Skipping each picture, output the entries exactly as they stand below.

## EXTRACTED INFORMATION

--- START ---

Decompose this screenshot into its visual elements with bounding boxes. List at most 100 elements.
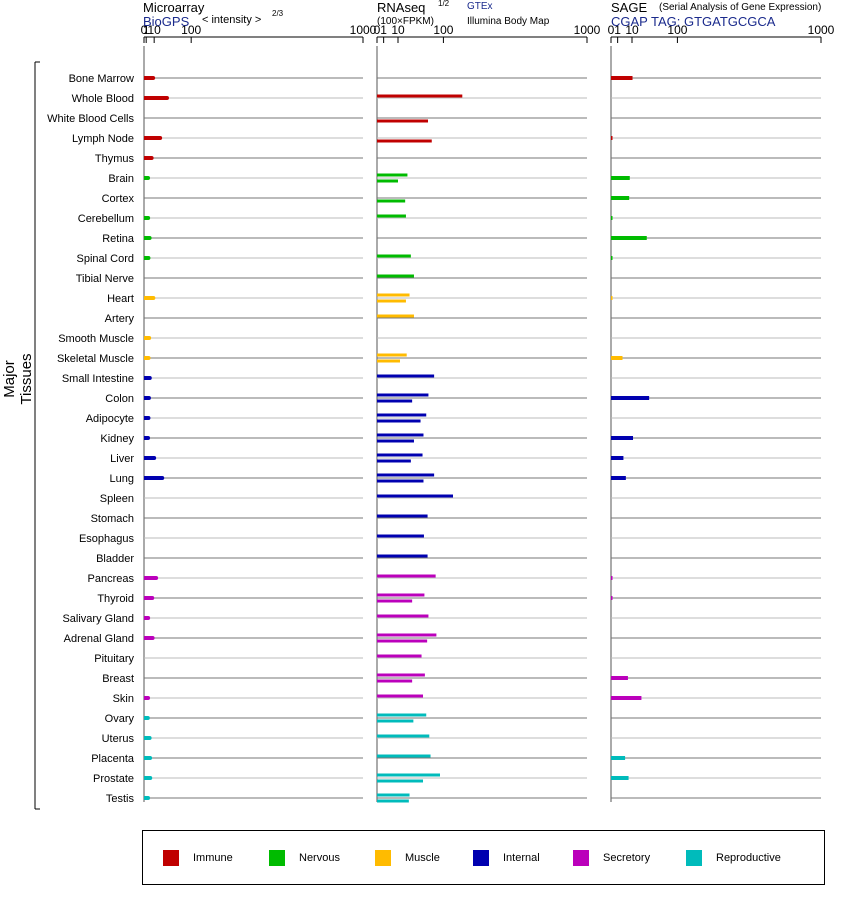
legend-label: Nervous bbox=[299, 852, 340, 864]
x-tick-label: 1000 bbox=[574, 23, 601, 37]
tissue-label: Prostate bbox=[93, 773, 134, 785]
tissue-label: Smooth Muscle bbox=[58, 333, 134, 345]
x-tick-label: 10 bbox=[147, 23, 161, 37]
microarray-bar-cap bbox=[151, 76, 156, 80]
legend-swatch bbox=[375, 850, 391, 866]
microarray-bar-cap bbox=[158, 136, 163, 140]
tissue-label: Tibial Nerve bbox=[76, 273, 134, 285]
legend-item-immune: Immune bbox=[163, 849, 233, 867]
microarray-bar-cap bbox=[146, 796, 151, 800]
legend-label: Reproductive bbox=[716, 852, 781, 864]
tissue-label: Kidney bbox=[100, 433, 134, 445]
rnaseq-title: RNAseq bbox=[377, 0, 426, 15]
tissue-label: Artery bbox=[105, 313, 135, 325]
microarray-bar-cap bbox=[146, 696, 151, 700]
tissue-label: Adipocyte bbox=[86, 413, 134, 425]
x-tick-label: 100 bbox=[433, 23, 453, 37]
tissue-label: Skeletal Muscle bbox=[57, 353, 134, 365]
microarray-bar-cap bbox=[160, 476, 165, 480]
microarray-bar-cap bbox=[147, 736, 152, 740]
tissue-label: White Blood Cells bbox=[47, 113, 134, 125]
legend-item-nervous: Nervous bbox=[269, 849, 340, 867]
microarray-bar-cap bbox=[146, 256, 151, 260]
rnaseq-scale-note: (100×FPKM) bbox=[377, 16, 434, 27]
tissue-label: Stomach bbox=[91, 513, 134, 525]
legend-label: Immune bbox=[193, 852, 233, 864]
expression-bars bbox=[144, 76, 650, 803]
tissue-label: Thyroid bbox=[97, 593, 134, 605]
microarray-bar-cap bbox=[147, 336, 152, 340]
microarray-bar-cap bbox=[146, 436, 151, 440]
sage-tag: CGAP TAG: GTGATGCGCA bbox=[611, 14, 776, 29]
microarray-bar-cap bbox=[152, 456, 157, 460]
tissue-rows: Bone Marrow Whole Blood White Blood Cells L… bbox=[47, 73, 821, 805]
tissue-label: Uterus bbox=[102, 733, 135, 745]
x-tick-label: 0 bbox=[608, 23, 615, 37]
tissue-label: Whole Blood bbox=[72, 93, 134, 105]
tissue-label: Brain bbox=[108, 173, 134, 185]
microarray-bar-cap bbox=[146, 416, 151, 420]
microarray-bar-cap bbox=[147, 236, 152, 240]
x-tick-label: 100 bbox=[181, 23, 201, 37]
legend-item-secretory: Secretory bbox=[573, 849, 650, 867]
microarray-bar-cap bbox=[146, 176, 151, 180]
microarray-bar-cap bbox=[164, 96, 169, 100]
y-axis-label: Major Tissues bbox=[1, 353, 35, 405]
x-tick-label: 100 bbox=[667, 23, 687, 37]
tissue-label: Retina bbox=[102, 233, 135, 245]
tissue-label: Bladder bbox=[96, 553, 134, 565]
microarray-bar-cap bbox=[150, 596, 155, 600]
tissue-label: Esophagus bbox=[79, 533, 135, 545]
tissue-label: Pancreas bbox=[88, 573, 135, 585]
microarray-bar-cap bbox=[146, 396, 151, 400]
tissue-label: Ovary bbox=[105, 713, 135, 725]
rnaseq-source-gtex: GTEx bbox=[467, 1, 493, 12]
tissue-label: Bone Marrow bbox=[69, 73, 134, 85]
rnaseq-exponent: 1/2 bbox=[438, 0, 450, 8]
microarray-bar-cap bbox=[150, 636, 155, 640]
tissue-label: Testis bbox=[106, 793, 135, 805]
tissue-label: Cortex bbox=[102, 193, 135, 205]
tissue-label: Breast bbox=[102, 673, 134, 685]
x-tick-label: 10 bbox=[625, 23, 639, 37]
microarray-bar-cap bbox=[147, 376, 152, 380]
tissue-label: Spleen bbox=[100, 493, 134, 505]
tissue-label: Skin bbox=[113, 693, 134, 705]
legend-label: Secretory bbox=[603, 852, 651, 864]
microarray-bar-cap bbox=[146, 216, 151, 220]
tissue-label: Lung bbox=[110, 473, 134, 485]
legend-swatch bbox=[269, 850, 285, 866]
tissue-label: Cerebellum bbox=[78, 213, 134, 225]
tissue-label: Salivary Gland bbox=[62, 613, 134, 625]
microarray-source: BioGPS bbox=[143, 14, 190, 29]
microarray-bar-cap bbox=[146, 616, 151, 620]
sage-title: SAGE bbox=[611, 0, 648, 15]
sage-subtitle: (Serial Analysis of Gene Expression) bbox=[659, 2, 822, 13]
x-tick-label: 0 bbox=[374, 23, 381, 37]
legend-swatch bbox=[163, 850, 179, 866]
microarray-title: Microarray bbox=[143, 0, 205, 15]
tissue-label: Colon bbox=[105, 393, 134, 405]
legend-item-internal: Internal bbox=[473, 849, 540, 867]
tissue-label: Heart bbox=[107, 293, 134, 305]
legend-swatch bbox=[573, 850, 589, 866]
tissue-label: Adrenal Gland bbox=[64, 633, 134, 645]
legend-item-reproductive: Reproductive bbox=[686, 849, 781, 867]
x-tick-label: 10 bbox=[391, 23, 405, 37]
legend-item-muscle: Muscle bbox=[375, 849, 440, 867]
rnaseq-source-bodymap: Illumina Body Map bbox=[467, 16, 550, 27]
tissue-label: Placenta bbox=[91, 753, 135, 765]
microarray-bar-cap bbox=[151, 296, 156, 300]
tissue-label: Liver bbox=[110, 453, 134, 465]
x-tick-label: 1 bbox=[380, 23, 387, 37]
legend-label: Muscle bbox=[405, 852, 440, 864]
x-tick-label: 1000 bbox=[350, 23, 377, 37]
tissue-label: Small Intestine bbox=[62, 373, 134, 385]
x-tick-label: 1 bbox=[143, 23, 150, 37]
tissue-label: Lymph Node bbox=[72, 133, 134, 145]
tissue-label: Spinal Cord bbox=[77, 253, 134, 265]
microarray-exponent: 2/3 bbox=[272, 9, 284, 18]
microarray-bar-cap bbox=[148, 756, 153, 760]
microarray-scale-note: < intensity > bbox=[202, 14, 262, 26]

--- END ---

## REPLY TO THE EXERCISE
Decompose this screenshot into its visual elements with bounding boxes. List at most 100 elements.
legend-label: Nervous bbox=[299, 852, 340, 864]
x-tick-label: 1000 bbox=[574, 23, 601, 37]
tissue-label: Prostate bbox=[93, 773, 134, 785]
tissue-label: Smooth Muscle bbox=[58, 333, 134, 345]
x-tick-label: 10 bbox=[147, 23, 161, 37]
microarray-bar-cap bbox=[151, 76, 156, 80]
legend-swatch bbox=[375, 850, 391, 866]
microarray-bar-cap bbox=[158, 136, 163, 140]
tissue-label: Tibial Nerve bbox=[76, 273, 134, 285]
legend-item-immune: Immune bbox=[163, 849, 233, 867]
microarray-bar-cap bbox=[146, 796, 151, 800]
legend-label: Reproductive bbox=[716, 852, 781, 864]
tissue-label: Kidney bbox=[100, 433, 134, 445]
rnaseq-title: RNAseq bbox=[377, 0, 426, 15]
tissue-label: Artery bbox=[105, 313, 135, 325]
microarray-bar-cap bbox=[146, 696, 151, 700]
tissue-label: Adipocyte bbox=[86, 413, 134, 425]
x-tick-label: 100 bbox=[433, 23, 453, 37]
tissue-label: Skeletal Muscle bbox=[57, 353, 134, 365]
microarray-bar-cap bbox=[160, 476, 165, 480]
microarray-bar-cap bbox=[147, 736, 152, 740]
tissue-label: White Blood Cells bbox=[47, 113, 134, 125]
legend-item-nervous: Nervous bbox=[269, 849, 340, 867]
microarray-bar-cap bbox=[146, 256, 151, 260]
rnaseq-scale-note: (100×FPKM) bbox=[377, 16, 434, 27]
tissue-label: Stomach bbox=[91, 513, 134, 525]
legend-label: Immune bbox=[193, 852, 233, 864]
expression-bars bbox=[144, 76, 650, 803]
tissue-label: Thyroid bbox=[97, 593, 134, 605]
microarray-bar-cap bbox=[147, 336, 152, 340]
microarray-bar-cap bbox=[146, 436, 151, 440]
sage-tag: CGAP TAG: GTGATGCGCA bbox=[611, 14, 776, 29]
microarray-bar-cap bbox=[152, 456, 157, 460]
tissue-rows: Bone Marrow Whole Blood White Blood Cells L… bbox=[47, 73, 821, 805]
tissue-label: Uterus bbox=[102, 733, 135, 745]
x-tick-label: 0 bbox=[608, 23, 615, 37]
tissue-label: Whole Blood bbox=[72, 93, 134, 105]
tissue-label: Brain bbox=[108, 173, 134, 185]
microarray-bar-cap bbox=[146, 416, 151, 420]
microarray-bar-cap bbox=[147, 236, 152, 240]
x-tick-label: 100 bbox=[181, 23, 201, 37]
legend-item-secretory: Secretory bbox=[573, 849, 650, 867]
microarray-bar-cap bbox=[146, 176, 151, 180]
microarray-bar-cap bbox=[164, 96, 169, 100]
y-axis-label: Major Tissues bbox=[1, 353, 35, 405]
x-tick-label: 100 bbox=[667, 23, 687, 37]
tissue-label: Retina bbox=[102, 233, 135, 245]
tissue-label: Bladder bbox=[96, 553, 134, 565]
microarray-bar-cap bbox=[150, 596, 155, 600]
tissue-label: Esophagus bbox=[79, 533, 135, 545]
tissue-label: Pancreas bbox=[88, 573, 135, 585]
microarray-bar-cap bbox=[146, 396, 151, 400]
tissue-label: Ovary bbox=[105, 713, 135, 725]
rnaseq-source-gtex: GTEx bbox=[467, 1, 493, 12]
tissue-label: Bone Marrow bbox=[69, 73, 134, 85]
rnaseq-exponent: 1/2 bbox=[438, 0, 450, 8]
microarray-bar-cap bbox=[150, 636, 155, 640]
tissue-label: Testis bbox=[106, 793, 135, 805]
tissue-label: Cortex bbox=[102, 193, 135, 205]
tissue-label: Breast bbox=[102, 673, 134, 685]
x-tick-label: 10 bbox=[625, 23, 639, 37]
microarray-bar-cap bbox=[147, 376, 152, 380]
tissue-label: Spleen bbox=[100, 493, 134, 505]
tissue-label: Skin bbox=[113, 693, 134, 705]
legend-label: Secretory bbox=[603, 852, 651, 864]
microarray-bar-cap bbox=[146, 216, 151, 220]
tissue-label: Lung bbox=[110, 473, 134, 485]
legend-swatch bbox=[269, 850, 285, 866]
tissue-label: Cerebellum bbox=[78, 213, 134, 225]
tissue-label: Salivary Gland bbox=[62, 613, 134, 625]
microarray-source: BioGPS bbox=[143, 14, 190, 29]
microarray-bar-cap bbox=[146, 616, 151, 620]
sage-title: SAGE bbox=[611, 0, 648, 15]
sage-subtitle: (Serial Analysis of Gene Expression) bbox=[659, 2, 822, 13]
x-tick-label: 0 bbox=[374, 23, 381, 37]
legend-swatch bbox=[163, 850, 179, 866]
microarray-title: Microarray bbox=[143, 0, 205, 15]
tissue-label: Colon bbox=[105, 393, 134, 405]
legend-item-internal: Internal bbox=[473, 849, 540, 867]
tissue-label: Heart bbox=[107, 293, 134, 305]
legend-swatch bbox=[573, 850, 589, 866]
tissue-label: Adrenal Gland bbox=[64, 633, 134, 645]
legend-item-reproductive: Reproductive bbox=[686, 849, 781, 867]
x-tick-label: 10 bbox=[391, 23, 405, 37]
legend-item-muscle: Muscle bbox=[375, 849, 440, 867]
rnaseq-source-bodymap: Illumina Body Map bbox=[467, 16, 550, 27]
tissue-label: Placenta bbox=[91, 753, 135, 765]
microarray-bar-cap bbox=[151, 296, 156, 300]
tissue-label: Liver bbox=[110, 453, 134, 465]
x-tick-label: 1 bbox=[380, 23, 387, 37]
legend-label: Muscle bbox=[405, 852, 440, 864]
x-tick-label: 1000 bbox=[350, 23, 377, 37]
tissue-label: Small Intestine bbox=[62, 373, 134, 385]
x-tick-label: 1 bbox=[143, 23, 150, 37]
tissue-label: Lymph Node bbox=[72, 133, 134, 145]
tissue-label: Spinal Cord bbox=[77, 253, 134, 265]
microarray-exponent: 2/3 bbox=[272, 9, 284, 18]
microarray-bar-cap bbox=[148, 756, 153, 760]
microarray-scale-note: < intensity > bbox=[202, 14, 262, 26]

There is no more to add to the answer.